Entries from a visual dataset
____

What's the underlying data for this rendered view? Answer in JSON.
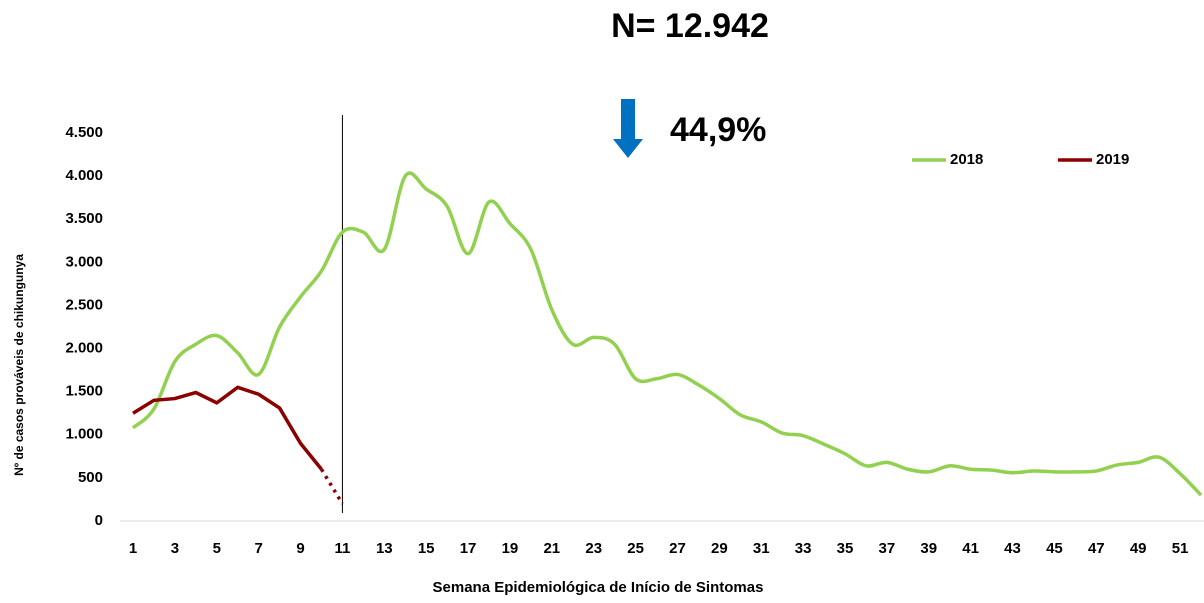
{
  "chart_data": {
    "type": "line",
    "title": "N= 12.942",
    "annotation": "44,9%",
    "xlabel": "Semana Epidemiológica de Início de Sintomas",
    "ylabel": "Nº de casos prováveis de chikungunya",
    "x": [
      1,
      2,
      3,
      4,
      5,
      6,
      7,
      8,
      9,
      10,
      11,
      12,
      13,
      14,
      15,
      16,
      17,
      18,
      19,
      20,
      21,
      22,
      23,
      24,
      25,
      26,
      27,
      28,
      29,
      30,
      31,
      32,
      33,
      34,
      35,
      36,
      37,
      38,
      39,
      40,
      41,
      42,
      43,
      44,
      45,
      46,
      47,
      48,
      49,
      50,
      51,
      52
    ],
    "xlim": [
      1,
      52
    ],
    "xticks": [
      1,
      3,
      5,
      7,
      9,
      11,
      13,
      15,
      17,
      19,
      21,
      23,
      25,
      27,
      29,
      31,
      33,
      35,
      37,
      39,
      41,
      43,
      45,
      47,
      49,
      51
    ],
    "ylim": [
      0,
      4500
    ],
    "yticks": [
      0,
      {
        "value": 500,
        "label": "500"
      },
      {
        "value": 1000,
        "label": "1.000"
      },
      {
        "value": 1500,
        "label": "1.500"
      },
      {
        "value": 2000,
        "label": "2.000"
      },
      {
        "value": 2500,
        "label": "2.500"
      },
      {
        "value": 3000,
        "label": "3.000"
      },
      {
        "value": 3500,
        "label": "3.500"
      },
      {
        "value": 4000,
        "label": "4.000"
      },
      {
        "value": 4500,
        "label": "4.500"
      }
    ],
    "vline": 11,
    "legend": "top-right",
    "series": [
      {
        "name": "2018",
        "color": "#92d050",
        "smooth": true,
        "values": [
          1080,
          1300,
          1850,
          2050,
          2150,
          1950,
          1700,
          2250,
          2600,
          2900,
          3350,
          3350,
          3150,
          4000,
          3850,
          3650,
          3100,
          3700,
          3450,
          3150,
          2450,
          2050,
          2130,
          2050,
          1650,
          1650,
          1700,
          1580,
          1420,
          1230,
          1150,
          1020,
          990,
          890,
          780,
          640,
          680,
          600,
          570,
          640,
          600,
          590,
          560,
          580,
          570,
          570,
          580,
          650,
          680,
          740,
          550,
          300
        ]
      },
      {
        "name": "2019",
        "color": "#8b0000",
        "smooth": false,
        "dotted_last_segment": true,
        "values": [
          1250,
          1400,
          1420,
          1490,
          1370,
          1550,
          1470,
          1310,
          900,
          600,
          200,
          null,
          null,
          null,
          null,
          null,
          null,
          null,
          null,
          null,
          null,
          null,
          null,
          null,
          null,
          null,
          null,
          null,
          null,
          null,
          null,
          null,
          null,
          null,
          null,
          null,
          null,
          null,
          null,
          null,
          null,
          null,
          null,
          null,
          null,
          null,
          null,
          null,
          null,
          null,
          null,
          null
        ]
      }
    ]
  }
}
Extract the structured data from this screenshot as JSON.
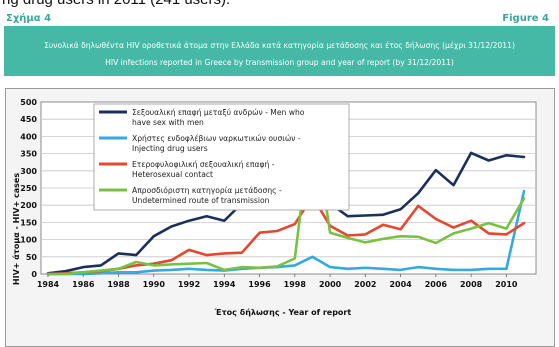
{
  "top_text": "ng drug users in 2011 (241 users).",
  "figure_label_el": "Σχήμα 4",
  "figure_label_en": "Figure 4",
  "banner": {
    "title_el": "Συνολικά δηλωθέντα HIV οροθετικά άτομα στην Ελλάδα κατά κατηγορία μετάδοσης και έτος δήλωσης (μέχρι 31/12/2011)",
    "title_en": "HIV infections reported in Greece by transmission group and year of report (by 31/12/2011)"
  },
  "colors": {
    "banner_bg": "#45b8a6",
    "msm": "#1b2f5e",
    "idu": "#35a9e0",
    "hetero": "#e5472f",
    "undetermined": "#79c143"
  },
  "chart_data": {
    "type": "line",
    "xlabel": "Έτος δήλωσης - Year of report",
    "ylabel": "HIV+ άτομα - HIV+ cases",
    "ylim": [
      0,
      500
    ],
    "yticks": [
      0,
      50,
      100,
      150,
      200,
      250,
      300,
      350,
      400,
      450,
      500
    ],
    "xticks": [
      1984,
      1986,
      1988,
      1990,
      1992,
      1994,
      1996,
      1998,
      2000,
      2002,
      2004,
      2006,
      2008,
      2010
    ],
    "grid": "horizontal",
    "legend_position": "top-left",
    "x": [
      1984,
      1985,
      1986,
      1987,
      1988,
      1989,
      1990,
      1991,
      1992,
      1993,
      1994,
      1995,
      1996,
      1997,
      1998,
      1999,
      2000,
      2001,
      2002,
      2003,
      2004,
      2005,
      2006,
      2007,
      2008,
      2009,
      2010,
      2011
    ],
    "series": [
      {
        "name": "Σεξουαλική επαφή μεταξύ ανδρών - Men who have sex with men",
        "legend_lines": [
          "Σεξουαλική επαφή μεταξύ ανδρών - Men who",
          "have sex with men"
        ],
        "color_key": "msm",
        "values": [
          2,
          8,
          20,
          25,
          60,
          55,
          110,
          138,
          155,
          168,
          155,
          205,
          265,
          325,
          345,
          410,
          205,
          168,
          170,
          172,
          188,
          235,
          302,
          258,
          352,
          330,
          345,
          340
        ]
      },
      {
        "name": "Χρήστες ενδοφλέβιων ναρκωτικών ουσιών - Injecting drug users",
        "legend_lines": [
          "Χρήστες ενδοφλέβιων ναρκωτικών ουσιών -",
          "Injecting drug users"
        ],
        "color_key": "idu",
        "values": [
          0,
          0,
          0,
          2,
          5,
          5,
          10,
          12,
          15,
          12,
          10,
          15,
          18,
          20,
          25,
          50,
          20,
          15,
          18,
          15,
          12,
          20,
          15,
          12,
          12,
          15,
          15,
          241
        ]
      },
      {
        "name": "Ετεροφυλοφιλική σεξουαλική επαφή - Heterosexual contact",
        "legend_lines": [
          "Ετεροφυλοφιλική σεξουαλική επαφή -",
          "Heterosexual contact"
        ],
        "color_key": "hetero",
        "values": [
          0,
          2,
          5,
          8,
          15,
          25,
          30,
          40,
          70,
          55,
          60,
          62,
          120,
          125,
          145,
          225,
          140,
          112,
          115,
          143,
          130,
          198,
          160,
          135,
          155,
          118,
          115,
          148
        ]
      },
      {
        "name": "Απροσδιόριστη κατηγορία μετάδοσης - Undetermined route of transmission",
        "legend_lines": [
          "Απροσδιόριστη κατηγορία μετάδοσης -",
          "Undetermined route of transmission"
        ],
        "color_key": "undetermined",
        "values": [
          0,
          0,
          5,
          10,
          15,
          35,
          25,
          28,
          30,
          32,
          12,
          20,
          18,
          22,
          45,
          460,
          120,
          105,
          92,
          102,
          110,
          108,
          90,
          118,
          132,
          148,
          132,
          220
        ]
      }
    ]
  }
}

____

- GIVEN INSTRUCTION: Transcribe all of the records above character for character. Exclude the pictures.

- ANSWER:
What's the underlying data for this rendered view? Answer in JSON.
{
  "chart_data": {
    "type": "line",
    "title": "N= 12.942",
    "annotation": "44,9%",
    "xlabel": "Semana Epidemiológica de Início de Sintomas",
    "ylabel": "Nº de casos prováveis de chikungunya",
    "x": [
      1,
      2,
      3,
      4,
      5,
      6,
      7,
      8,
      9,
      10,
      11,
      12,
      13,
      14,
      15,
      16,
      17,
      18,
      19,
      20,
      21,
      22,
      23,
      24,
      25,
      26,
      27,
      28,
      29,
      30,
      31,
      32,
      33,
      34,
      35,
      36,
      37,
      38,
      39,
      40,
      41,
      42,
      43,
      44,
      45,
      46,
      47,
      48,
      49,
      50,
      51,
      52
    ],
    "xlim": [
      1,
      52
    ],
    "xticks": [
      1,
      3,
      5,
      7,
      9,
      11,
      13,
      15,
      17,
      19,
      21,
      23,
      25,
      27,
      29,
      31,
      33,
      35,
      37,
      39,
      41,
      43,
      45,
      47,
      49,
      51
    ],
    "ylim": [
      0,
      4500
    ],
    "yticks": [
      0,
      {
        "value": 500,
        "label": "500"
      },
      {
        "value": 1000,
        "label": "1.000"
      },
      {
        "value": 1500,
        "label": "1.500"
      },
      {
        "value": 2000,
        "label": "2.000"
      },
      {
        "value": 2500,
        "label": "2.500"
      },
      {
        "value": 3000,
        "label": "3.000"
      },
      {
        "value": 3500,
        "label": "3.500"
      },
      {
        "value": 4000,
        "label": "4.000"
      },
      {
        "value": 4500,
        "label": "4.500"
      }
    ],
    "vline": 11,
    "legend": "top-right",
    "series": [
      {
        "name": "2018",
        "color": "#92d050",
        "smooth": true,
        "values": [
          1080,
          1300,
          1850,
          2050,
          2150,
          1950,
          1700,
          2250,
          2600,
          2900,
          3350,
          3350,
          3150,
          4000,
          3850,
          3650,
          3100,
          3700,
          3450,
          3150,
          2450,
          2050,
          2130,
          2050,
          1650,
          1650,
          1700,
          1580,
          1420,
          1230,
          1150,
          1020,
          990,
          890,
          780,
          640,
          680,
          600,
          570,
          640,
          600,
          590,
          560,
          580,
          570,
          570,
          580,
          650,
          680,
          740,
          550,
          300
        ]
      },
      {
        "name": "2019",
        "color": "#8b0000",
        "smooth": false,
        "dotted_last_segment": true,
        "values": [
          1250,
          1400,
          1420,
          1490,
          1370,
          1550,
          1470,
          1310,
          900,
          600,
          200,
          null,
          null,
          null,
          null,
          null,
          null,
          null,
          null,
          null,
          null,
          null,
          null,
          null,
          null,
          null,
          null,
          null,
          null,
          null,
          null,
          null,
          null,
          null,
          null,
          null,
          null,
          null,
          null,
          null,
          null,
          null,
          null,
          null,
          null,
          null,
          null,
          null,
          null,
          null,
          null,
          null
        ]
      }
    ]
  }
}
Extract the structured data from this screenshot as JSON.
{
  "top_text": "ng drug users in 2011 (241 users).",
  "figure_label_el": "Σχήμα 4",
  "figure_label_en": "Figure 4",
  "banner": {
    "title_el": "Συνολικά δηλωθέντα HIV οροθετικά άτομα στην Ελλάδα κατά κατηγορία μετάδοσης και έτος δήλωσης (μέχρι 31/12/2011)",
    "title_en": "HIV infections reported in Greece by transmission group and year of report (by 31/12/2011)"
  },
  "colors": {
    "banner_bg": "#45b8a6",
    "msm": "#1b2f5e",
    "idu": "#35a9e0",
    "hetero": "#e5472f",
    "undetermined": "#79c143"
  },
  "chart_data": {
    "type": "line",
    "xlabel": "Έτος δήλωσης - Year of report",
    "ylabel": "HIV+ άτομα - HIV+ cases",
    "ylim": [
      0,
      500
    ],
    "yticks": [
      0,
      50,
      100,
      150,
      200,
      250,
      300,
      350,
      400,
      450,
      500
    ],
    "xticks": [
      1984,
      1986,
      1988,
      1990,
      1992,
      1994,
      1996,
      1998,
      2000,
      2002,
      2004,
      2006,
      2008,
      2010
    ],
    "grid": "horizontal",
    "legend_position": "top-left",
    "x": [
      1984,
      1985,
      1986,
      1987,
      1988,
      1989,
      1990,
      1991,
      1992,
      1993,
      1994,
      1995,
      1996,
      1997,
      1998,
      1999,
      2000,
      2001,
      2002,
      2003,
      2004,
      2005,
      2006,
      2007,
      2008,
      2009,
      2010,
      2011
    ],
    "series": [
      {
        "name": "Σεξουαλική επαφή μεταξύ ανδρών - Men who have sex with men",
        "legend_lines": [
          "Σεξουαλική επαφή μεταξύ ανδρών - Men who",
          "have sex with men"
        ],
        "color_key": "msm",
        "values": [
          2,
          8,
          20,
          25,
          60,
          55,
          110,
          138,
          155,
          168,
          155,
          205,
          265,
          325,
          345,
          410,
          205,
          168,
          170,
          172,
          188,
          235,
          302,
          258,
          352,
          330,
          345,
          340
        ]
      },
      {
        "name": "Χρήστες ενδοφλέβιων ναρκωτικών ουσιών - Injecting drug users",
        "legend_lines": [
          "Χρήστες ενδοφλέβιων ναρκωτικών ουσιών -",
          "Injecting drug users"
        ],
        "color_key": "idu",
        "values": [
          0,
          0,
          0,
          2,
          5,
          5,
          10,
          12,
          15,
          12,
          10,
          15,
          18,
          20,
          25,
          50,
          20,
          15,
          18,
          15,
          12,
          20,
          15,
          12,
          12,
          15,
          15,
          241
        ]
      },
      {
        "name": "Ετεροφυλοφιλική σεξουαλική επαφή - Heterosexual contact",
        "legend_lines": [
          "Ετεροφυλοφιλική σεξουαλική επαφή -",
          "Heterosexual contact"
        ],
        "color_key": "hetero",
        "values": [
          0,
          2,
          5,
          8,
          15,
          25,
          30,
          40,
          70,
          55,
          60,
          62,
          120,
          125,
          145,
          225,
          140,
          112,
          115,
          143,
          130,
          198,
          160,
          135,
          155,
          118,
          115,
          148
        ]
      },
      {
        "name": "Απροσδιόριστη κατηγορία μετάδοσης - Undetermined route of transmission",
        "legend_lines": [
          "Απροσδιόριστη κατηγορία μετάδοσης -",
          "Undetermined route of transmission"
        ],
        "color_key": "undetermined",
        "values": [
          0,
          0,
          5,
          10,
          15,
          35,
          25,
          28,
          30,
          32,
          12,
          20,
          18,
          22,
          45,
          460,
          120,
          105,
          92,
          102,
          110,
          108,
          90,
          118,
          132,
          148,
          132,
          220
        ]
      }
    ]
  }
}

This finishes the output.